Document passage.
◆ ◆ ◆ ◆ ◆ ◆ ◆

On 16 November 2007, Carlton Clubs Ltd (“Carlton”) submitted four claims to the Commissioners of HM Revenue and Customs (“HMRC”) under section 80 of the Value Added Tax Act 1994 (“VATA”) for repayment of VAT output tax, which TCL as representative member of the VAT Group had accounted for in the years between 1973 and 1998 using its VRN as representative member of the VAT Group. TCL submits that it, as the representative member of the VAT Group, is entitled to rely on Carlton’s claims because it asserts that those claims are to be regarded as having been submitted on behalf of the VAT Group which EU law treats as a single taxable person entitled to repayment of the unduly levied tax.

6.

The dispute has arisen in the following way. In about 1990 TCL undertook a group reorganisation. Part of that reorganisation involved the transfer of its bingo business to Carlton, a member of the VAT Group which had been incorporated for that purpose under the name Leisurebrite Ltd, with effect from 1 April 1990. The transfer was effected by a letter dated 30 March 1990 (“the 1990 Asset Transfer Agreement”). In 1998 Carlton was sold out of the Taylor Clark group of companies and thus ceased to be part of the VAT Group. Thereafter Carlton accounted under its own VRN for VAT in relation to its bingo hall and other leisure business activities.

7.

Until 2005 it had been wrongly assumed that income generated from bingo and gaming machines was to be treated as subject to VAT at the standard rate. But on 17 February 2005 the Court of Justice of the European Union (“CJEU”) ruled that income from gaming machines was exempt from VAT, whether the machines were operated privately or at licensed public casinos: Finanzamt Gladbeck v Linneweber (Joined Cases C-453/02 and C-462/02) [2005] ECR I-1131; [2008] STC 1069. HMRC initially thought that the Linneweber decision did not apply in the UK as it believed that the UK treatment of gaming machine income did not breach the principle of fiscal neutrality. Nonetheless, HMRC invited claims for the repayment of VAT on income from gaming machines and analogous activities.

◆ ◆ ◆ ◆ ◆ ◆ ◆

Extracted data.
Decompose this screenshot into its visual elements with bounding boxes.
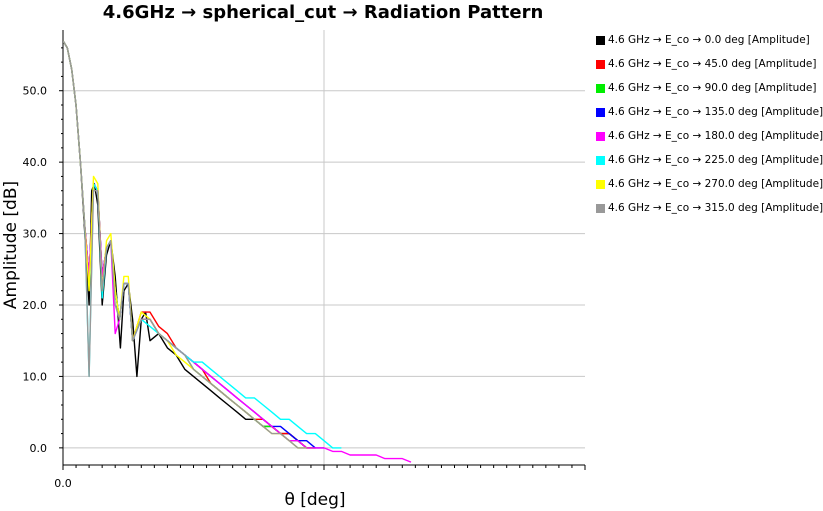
- x-tick-label: 0.0: [54, 477, 72, 490]
- legend-swatch: [596, 179, 605, 189]
- legend-label: 4.6 GHz → E_co → 180.0 deg [Amplitude]: [608, 130, 823, 142]
- legend-item[interactable]: 4.6 GHz → E_co → 135.0 deg [Amplitude]: [596, 100, 823, 124]
- series-line-3: [63, 40, 324, 449]
- legend: 4.6 GHz → E_co → 0.0 deg [Amplitude] 4.6 …: [596, 28, 823, 220]
- y-tick-label: 50.0: [23, 85, 48, 98]
- legend-label: 4.6 GHz → E_co → 270.0 deg [Amplitude]: [608, 178, 823, 190]
- legend-swatch: [596, 155, 605, 165]
- axes: [59, 30, 586, 470]
- legend-item[interactable]: 4.6 GHz → E_co → 0.0 deg [Amplitude]: [596, 28, 821, 52]
- legend-item[interactable]: 4.6 GHz → E_co → 45.0 deg [Amplitude]: [596, 52, 821, 76]
- legend-swatch: [596, 203, 605, 213]
- legend-swatch: [596, 107, 605, 117]
- legend-label: 4.6 GHz → E_co → 225.0 deg [Amplitude]: [608, 154, 823, 166]
- y-tick-label: 0.0: [30, 442, 48, 455]
- chart-title: 4.6GHz → spherical_cut → Radiation Patte…: [102, 2, 544, 23]
- y-tick-label: 30.0: [23, 228, 48, 241]
- tick-labels: 0.0 10.0 20.0 30.0 40.0 50.0 0.0: [23, 85, 72, 490]
- legend-label: 4.6 GHz → E_co → 90.0 deg [Amplitude]: [608, 82, 817, 94]
- legend-item[interactable]: 4.6 GHz → E_co → 225.0 deg [Amplitude]: [596, 148, 823, 172]
- series-line-7: [63, 40, 307, 449]
- grid: [63, 30, 585, 465]
- legend-swatch: [596, 59, 605, 69]
- legend-label: 4.6 GHz → E_co → 315.0 deg [Amplitude]: [608, 202, 823, 214]
- y-tick-label: 20.0: [23, 299, 48, 312]
- legend-label: 4.6 GHz → E_co → 45.0 deg [Amplitude]: [608, 58, 817, 70]
- legend-swatch: [596, 83, 605, 93]
- legend-label: 4.6 GHz → E_co → 0.0 deg [Amplitude]: [608, 34, 810, 46]
- series-line-5: [63, 40, 342, 449]
- legend-label: 4.6 GHz → E_co → 135.0 deg [Amplitude]: [608, 106, 823, 118]
- x-axis-label: θ [deg]: [284, 490, 346, 510]
- y-tick-label: 10.0: [23, 370, 48, 383]
- legend-item[interactable]: 4.6 GHz → E_co → 90.0 deg [Amplitude]: [596, 76, 821, 100]
- legend-swatch: [596, 131, 605, 141]
- y-tick-label: 40.0: [23, 156, 48, 169]
- legend-item[interactable]: 4.6 GHz → E_co → 270.0 deg [Amplitude]: [596, 172, 823, 196]
- legend-swatch: [596, 35, 605, 45]
- legend-item[interactable]: 4.6 GHz → E_co → 315.0 deg [Amplitude]: [596, 196, 823, 220]
- series-layer: [63, 40, 412, 463]
- series-line-4: [63, 40, 412, 463]
- legend-item[interactable]: 4.6 GHz → E_co → 180.0 deg [Amplitude]: [596, 124, 823, 148]
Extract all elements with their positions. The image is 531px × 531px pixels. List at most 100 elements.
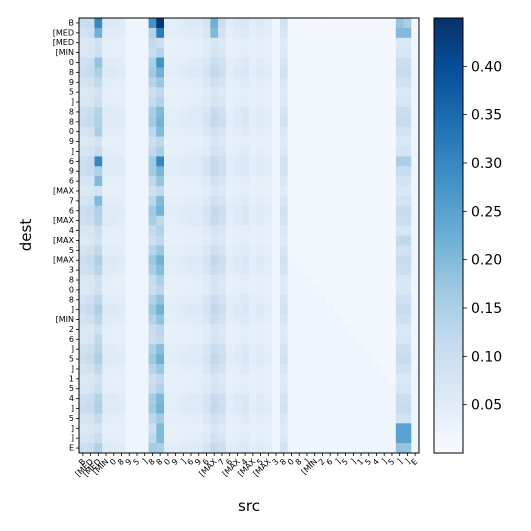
- heatmap-cell: [279, 443, 288, 454]
- heatmap-cell: [117, 146, 126, 157]
- heatmap-cell: [264, 77, 273, 88]
- heatmap-cell: [303, 334, 312, 345]
- heatmap-cell: [133, 433, 142, 444]
- heatmap-cell: [233, 413, 242, 424]
- heatmap-cell: [303, 176, 312, 187]
- heatmap-cell: [295, 275, 304, 286]
- heatmap-cell: [133, 205, 142, 217]
- heatmap-cell: [272, 403, 281, 414]
- heatmap-cell: [148, 373, 157, 385]
- heatmap-cell: [218, 354, 227, 365]
- heatmap-cell: [310, 67, 319, 78]
- heatmap-cell: [334, 18, 343, 29]
- heatmap-cell: [334, 116, 343, 128]
- heatmap-cell: [256, 423, 265, 434]
- heatmap-cell: [140, 47, 149, 58]
- heatmap-cell: [272, 156, 281, 167]
- heatmap-cell: [102, 284, 111, 296]
- heatmap-cell: [279, 423, 288, 434]
- heatmap-cell: [279, 106, 288, 118]
- heatmap-cell: [403, 205, 412, 217]
- heatmap-cell: [318, 77, 327, 88]
- heatmap-cell: [125, 87, 134, 98]
- y-tick-label: [MED: [53, 28, 74, 37]
- heatmap-cell: [310, 314, 319, 325]
- heatmap-cell: [109, 156, 118, 167]
- heatmap-cell: [218, 18, 227, 29]
- heatmap-cell: [326, 364, 335, 375]
- heatmap-cell: [171, 383, 180, 394]
- heatmap-cell: [179, 97, 188, 108]
- heatmap-cell: [341, 354, 350, 365]
- x-tick-label: 7: [216, 457, 226, 467]
- heatmap-cell: [194, 18, 203, 29]
- heatmap-cell: [225, 67, 234, 78]
- colorbar-tick-label: 0.10: [471, 349, 502, 365]
- heatmap-cell: [187, 27, 196, 39]
- heatmap-cell: [395, 324, 404, 335]
- heatmap-cell: [171, 245, 180, 256]
- heatmap-cell: [125, 403, 134, 414]
- heatmap-cell: [372, 87, 381, 98]
- heatmap-cell: [86, 255, 95, 266]
- heatmap-cell: [287, 225, 296, 236]
- heatmap-cell: [411, 423, 420, 434]
- heatmap-cell: [380, 176, 389, 187]
- x-tick-label: 6: [185, 457, 195, 467]
- heatmap-cell: [326, 265, 335, 276]
- heatmap-cell: [403, 166, 412, 177]
- heatmap-cell: [395, 314, 404, 325]
- heatmap-cell: [117, 354, 126, 365]
- heatmap-cell: [233, 215, 242, 226]
- heatmap-cell: [395, 334, 404, 345]
- heatmap-cell: [403, 18, 412, 29]
- heatmap-cell: [287, 364, 296, 375]
- heatmap-cell: [210, 423, 219, 434]
- heatmap-cell: [94, 314, 103, 325]
- heatmap-cell: [140, 275, 149, 286]
- heatmap-cell: [218, 186, 227, 197]
- heatmap-cell: [287, 215, 296, 226]
- heatmap-cell: [380, 284, 389, 296]
- heatmap-cell: [295, 393, 304, 404]
- heatmap-cell: [133, 27, 142, 39]
- heatmap-cell: [388, 195, 397, 207]
- heatmap-cell: [241, 393, 250, 404]
- heatmap-cell: [357, 364, 366, 375]
- heatmap-cell: [164, 304, 173, 315]
- heatmap-cell: [357, 126, 366, 137]
- heatmap-cell: [411, 156, 420, 167]
- heatmap-cell: [295, 87, 304, 98]
- heatmap-cell: [117, 364, 126, 375]
- heatmap-cell: [109, 67, 118, 78]
- heatmap-cell: [310, 423, 319, 434]
- heatmap-cell: [357, 344, 366, 355]
- heatmap-cell: [357, 195, 366, 207]
- heatmap-cell: [164, 205, 173, 217]
- heatmap-cell: [179, 275, 188, 286]
- heatmap-cell: [310, 433, 319, 444]
- heatmap-cell: [148, 413, 157, 424]
- heatmap-cell: [279, 195, 288, 207]
- heatmap-cell: [202, 176, 211, 187]
- y-tick-label: 9: [69, 78, 74, 87]
- heatmap-cell: [287, 275, 296, 286]
- heatmap-cell: [326, 116, 335, 128]
- heatmap-cell: [372, 126, 381, 137]
- heatmap-cell: [318, 186, 327, 197]
- heatmap-cell: [310, 403, 319, 414]
- heatmap-cell: [303, 245, 312, 256]
- heatmap-cell: [372, 67, 381, 78]
- heatmap-cell: [411, 265, 420, 276]
- heatmap-cell: [218, 205, 227, 217]
- x-tick-label: ]: [303, 457, 312, 466]
- heatmap-cell: [303, 443, 312, 454]
- x-tick-label: B: [77, 457, 87, 467]
- heatmap-cell: [171, 205, 180, 217]
- heatmap-cell: [372, 27, 381, 39]
- heatmap-cell: [164, 166, 173, 177]
- heatmap-cell: [295, 116, 304, 128]
- heatmap-cell: [403, 265, 412, 276]
- heatmap-cell: [380, 166, 389, 177]
- y-tick-label: ]: [71, 364, 74, 373]
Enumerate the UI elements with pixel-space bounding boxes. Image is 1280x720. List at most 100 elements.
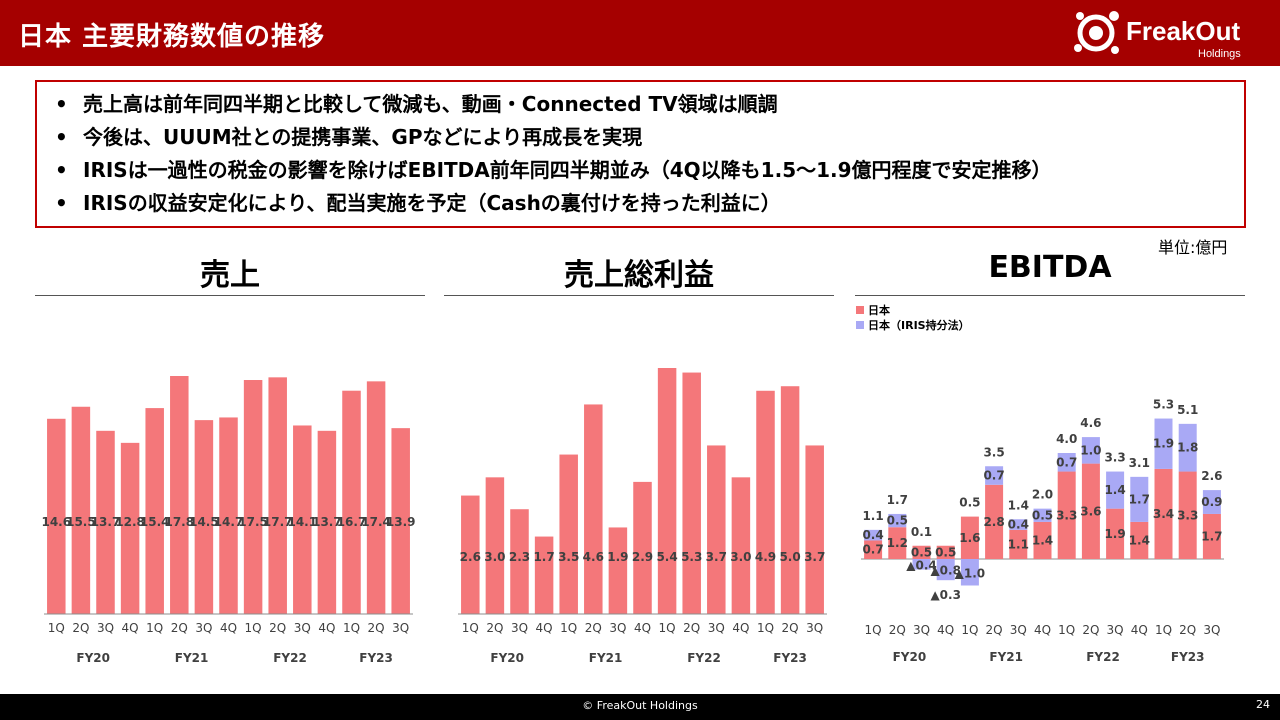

◆ ◆ ◆ ◆ ◆ ◆ ◆

Exercise details.
In the passage on the VAT repayment dispute, on what date did the Court of Justice of the European Union rule that income from gaming machines was exempt from VAT?

Final result.
17 February 2005